[Raw data start]

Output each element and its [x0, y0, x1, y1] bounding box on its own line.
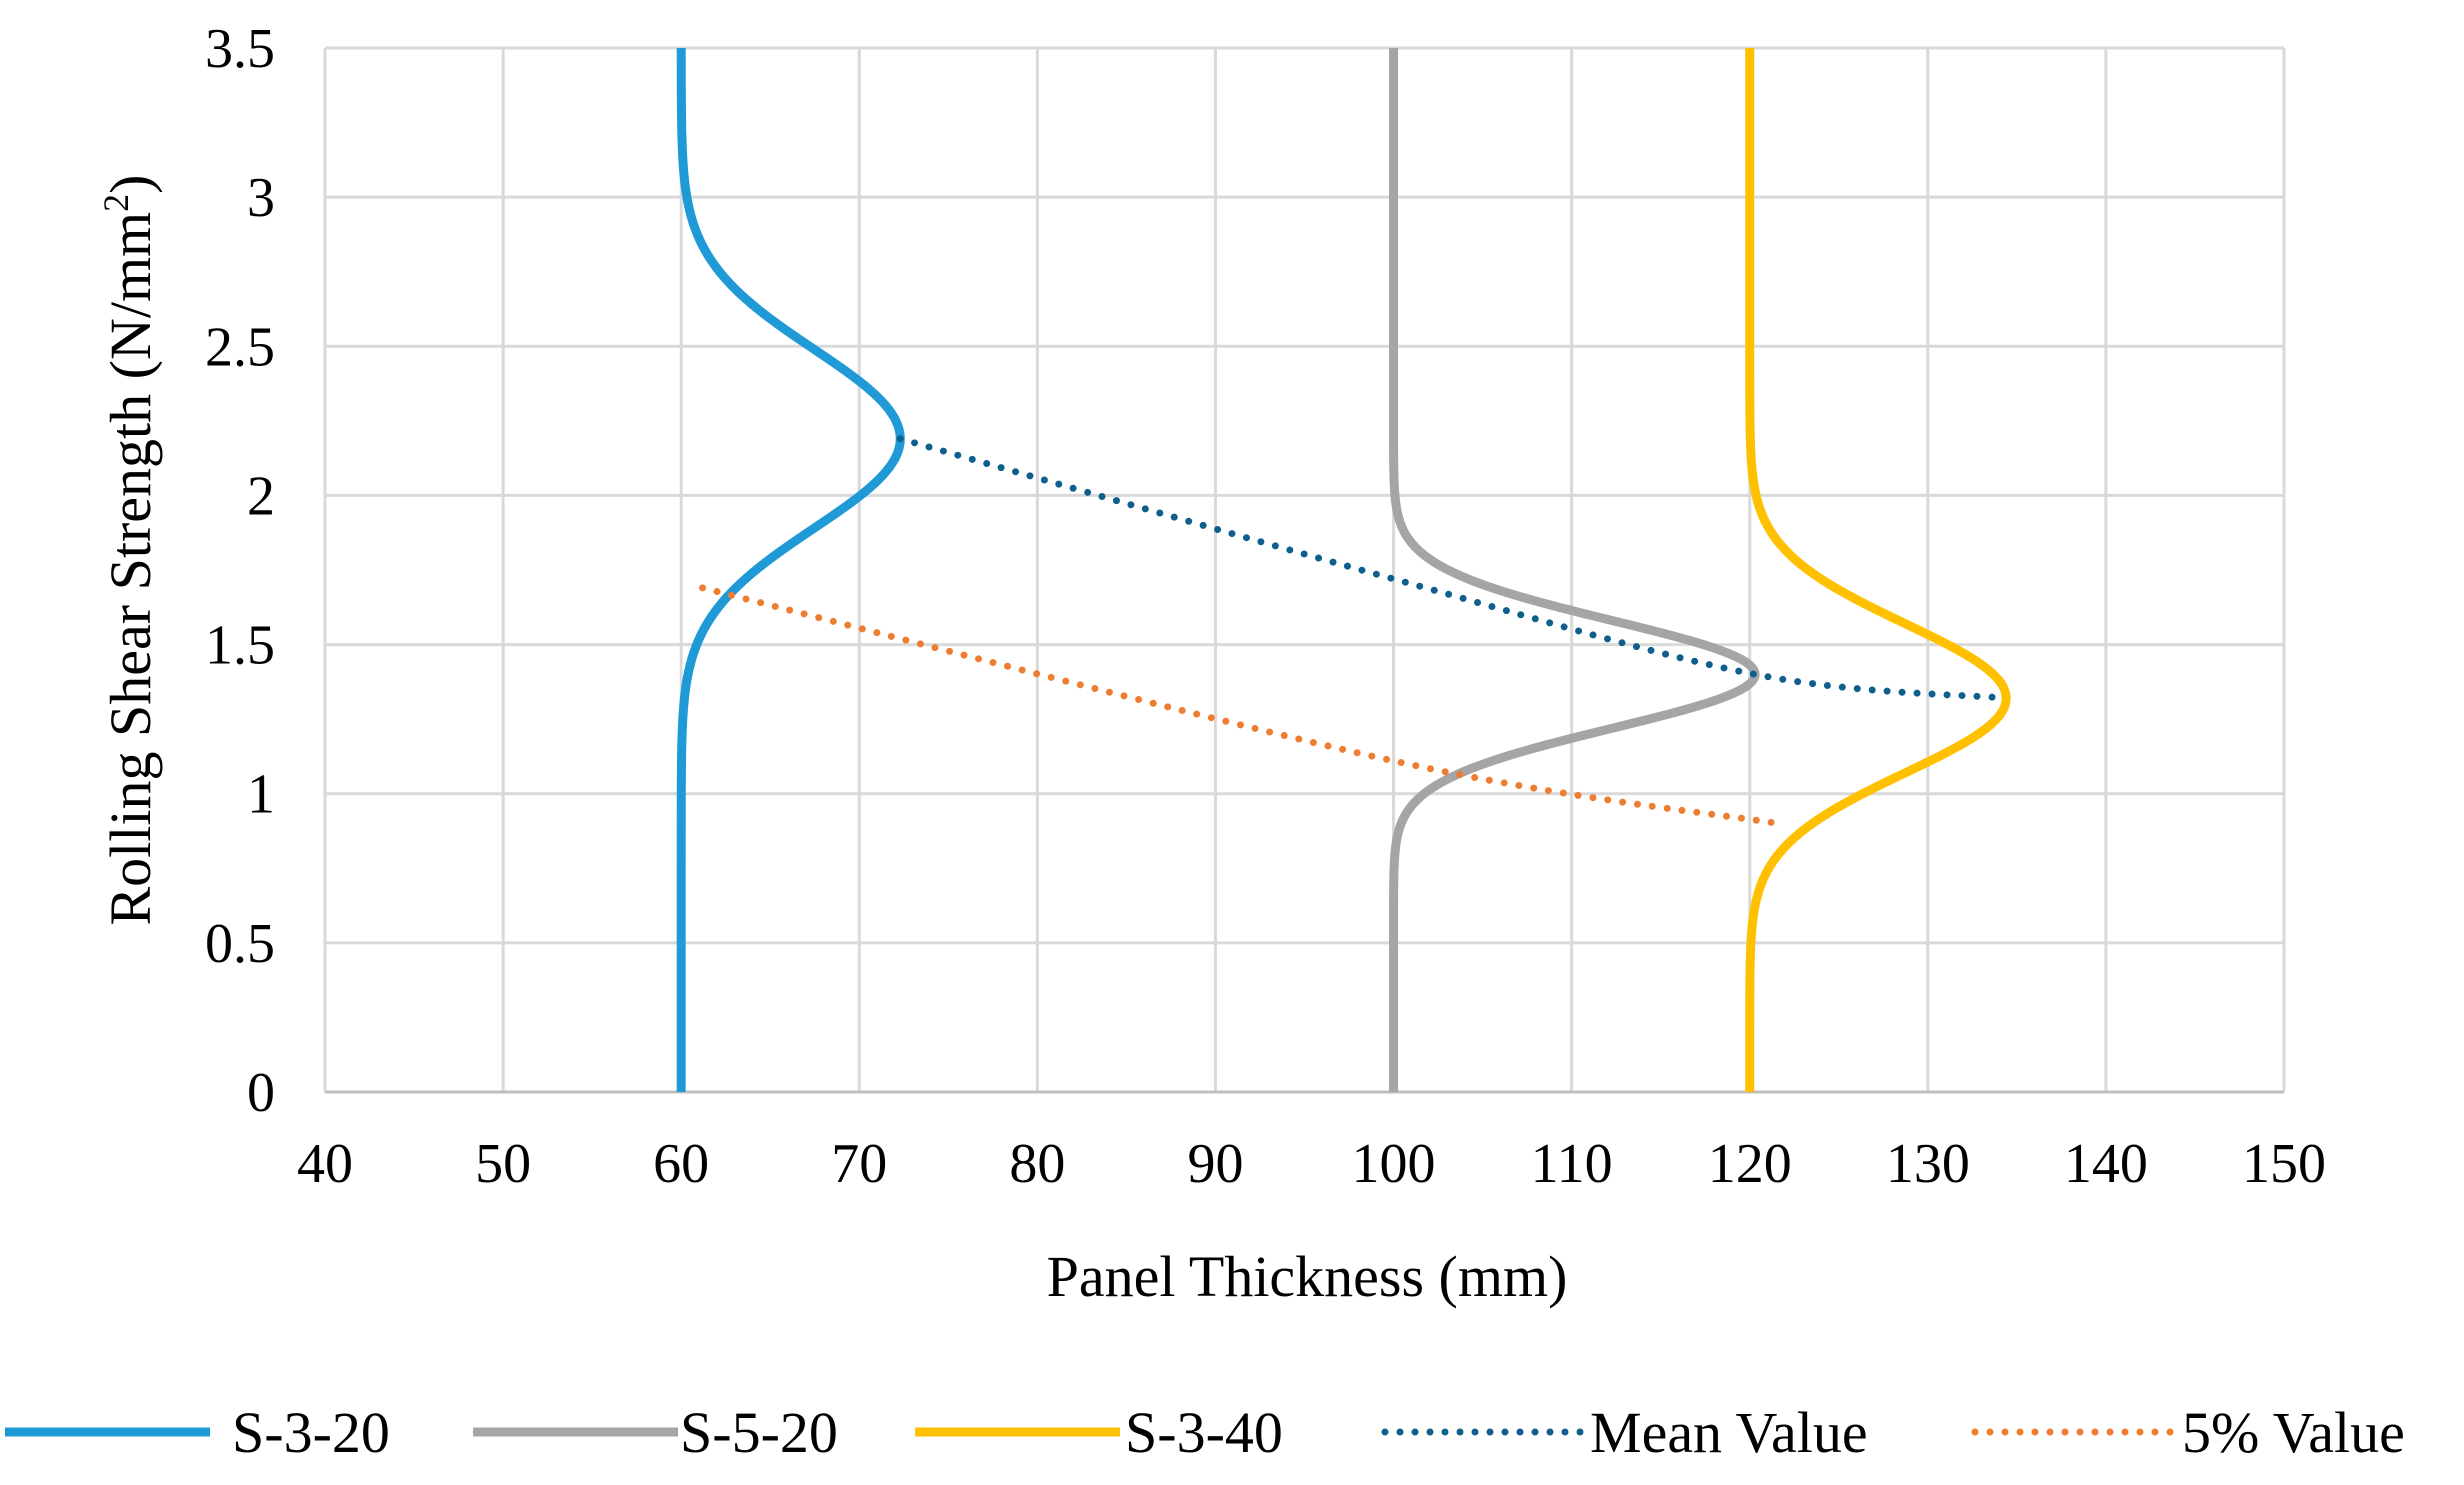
- legend-item-s-5-20: S-5-20: [473, 1400, 838, 1465]
- legend-label-s-5-20: S-5-20: [680, 1400, 838, 1465]
- x-tick-label-60: 60: [653, 1133, 709, 1195]
- tick-label-layer: 40 50 60 70 80 90 100 110 120 130 140 150 0 0.5 1 1.5 2 2…: [205, 18, 2326, 1195]
- y-tick-label-0.5: 0.5: [205, 913, 275, 975]
- x-tick-label-150: 150: [2242, 1133, 2326, 1195]
- y-tick-label-2.5: 2.5: [205, 316, 275, 378]
- legend-label-s-3-20: S-3-20: [232, 1400, 390, 1465]
- legend-label-s-3-40: S-3-40: [1125, 1400, 1283, 1465]
- x-tick-label-120: 120: [1708, 1133, 1792, 1195]
- x-tick-label-100: 100: [1352, 1133, 1436, 1195]
- grid-layer: [323, 46, 2286, 1094]
- series-s-3-40-curve: [1745, 45, 2011, 1095]
- y-axis-title-superscript: 2: [96, 194, 136, 212]
- legend-item-s-3-20: S-3-20: [5, 1400, 390, 1465]
- x-tick-label-140: 140: [2064, 1133, 2148, 1195]
- y-tick-label-1: 1: [247, 764, 275, 826]
- y-axis-title: Rolling Shear Strength (N/mm2): [96, 175, 163, 926]
- legend-item-mean-value: Mean Value: [1381, 1400, 1868, 1465]
- legend-label-mean-value: Mean Value: [1590, 1400, 1868, 1465]
- series-mean-value-line: [896, 435, 2010, 702]
- legend-item-s-3-40: S-3-40: [915, 1400, 1283, 1465]
- y-tick-label-3: 3: [247, 167, 275, 229]
- x-tick-label-80: 80: [1009, 1133, 1065, 1195]
- y-tick-label-3.5: 3.5: [205, 18, 275, 80]
- legend-item-5pct-value: 5% Value: [1971, 1400, 2405, 1465]
- legend-label-5pct-value: 5% Value: [2182, 1400, 2405, 1465]
- x-tick-label-130: 130: [1886, 1133, 1970, 1195]
- series-s-5-20-curve: [1389, 45, 1760, 1095]
- x-tick-label-90: 90: [1187, 1133, 1243, 1195]
- x-tick-label-50: 50: [475, 1133, 531, 1195]
- x-tick-label-70: 70: [831, 1133, 887, 1195]
- y-tick-label-2: 2: [247, 465, 275, 527]
- series-s-3-20-curve: [676, 45, 905, 1095]
- x-tick-label-40: 40: [297, 1133, 353, 1195]
- y-axis-title-closing: ): [98, 175, 163, 194]
- y-axis-title-main: Rolling Shear Strength (N/mm: [98, 212, 163, 926]
- legend: S-3-20 S-5-20 S-3-40 Mean Value 5% Value: [5, 1400, 2405, 1465]
- x-tick-label-110: 110: [1531, 1133, 1613, 1195]
- y-tick-label-1.5: 1.5: [205, 615, 275, 677]
- x-axis-title: Panel Thickness (mm): [1047, 1244, 1568, 1309]
- series-layer: [676, 45, 2011, 1095]
- y-tick-label-0: 0: [247, 1062, 275, 1124]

[Raw data end]

**Your task:** Rewrite the lines starting at the one that contains "- legend-item-s-5-20: S-5-20: [473, 1400, 838, 1465]" and ending at the one that contains "- y-tick-label-3.5: 3.5: [205, 18, 275, 80]", with "Rolling Shear Strength" changed to "Shear Resistance" and everything else kept the same. Give only those lines.

**Final result:**
- legend-item-s-5-20: S-5-20: [473, 1400, 838, 1465]
- legend-label-s-5-20: S-5-20: [680, 1400, 838, 1465]
- x-tick-label-60: 60: [653, 1133, 709, 1195]
- tick-label-layer: 40 50 60 70 80 90 100 110 120 130 140 150 0 0.5 1 1.5 2 2…: [205, 18, 2326, 1195]
- y-tick-label-0.5: 0.5: [205, 913, 275, 975]
- x-tick-label-150: 150: [2242, 1133, 2326, 1195]
- y-tick-label-2.5: 2.5: [205, 316, 275, 378]
- legend-label-s-3-20: S-3-20: [232, 1400, 390, 1465]
- legend-label-s-3-40: S-3-40: [1125, 1400, 1283, 1465]
- x-tick-label-120: 120: [1708, 1133, 1792, 1195]
- x-tick-label-100: 100: [1352, 1133, 1436, 1195]
- grid-layer: [323, 46, 2286, 1094]
- series-s-3-40-curve: [1745, 45, 2011, 1095]
- y-axis-title-superscript: 2: [96, 194, 136, 212]
- legend-item-s-3-20: S-3-20: [5, 1400, 390, 1465]
- x-tick-label-140: 140: [2064, 1133, 2148, 1195]
- y-tick-label-1: 1: [247, 764, 275, 826]
- y-axis-title: Shear Resistance (N/mm2): [96, 175, 163, 926]
- legend-item-mean-value: Mean Value: [1381, 1400, 1868, 1465]
- legend-label-mean-value: Mean Value: [1590, 1400, 1868, 1465]
- series-mean-value-line: [896, 435, 2010, 702]
- legend-item-s-3-40: S-3-40: [915, 1400, 1283, 1465]
- y-tick-label-3: 3: [247, 167, 275, 229]
- x-tick-label-80: 80: [1009, 1133, 1065, 1195]
- y-tick-label-3.5: 3.5: [205, 18, 275, 80]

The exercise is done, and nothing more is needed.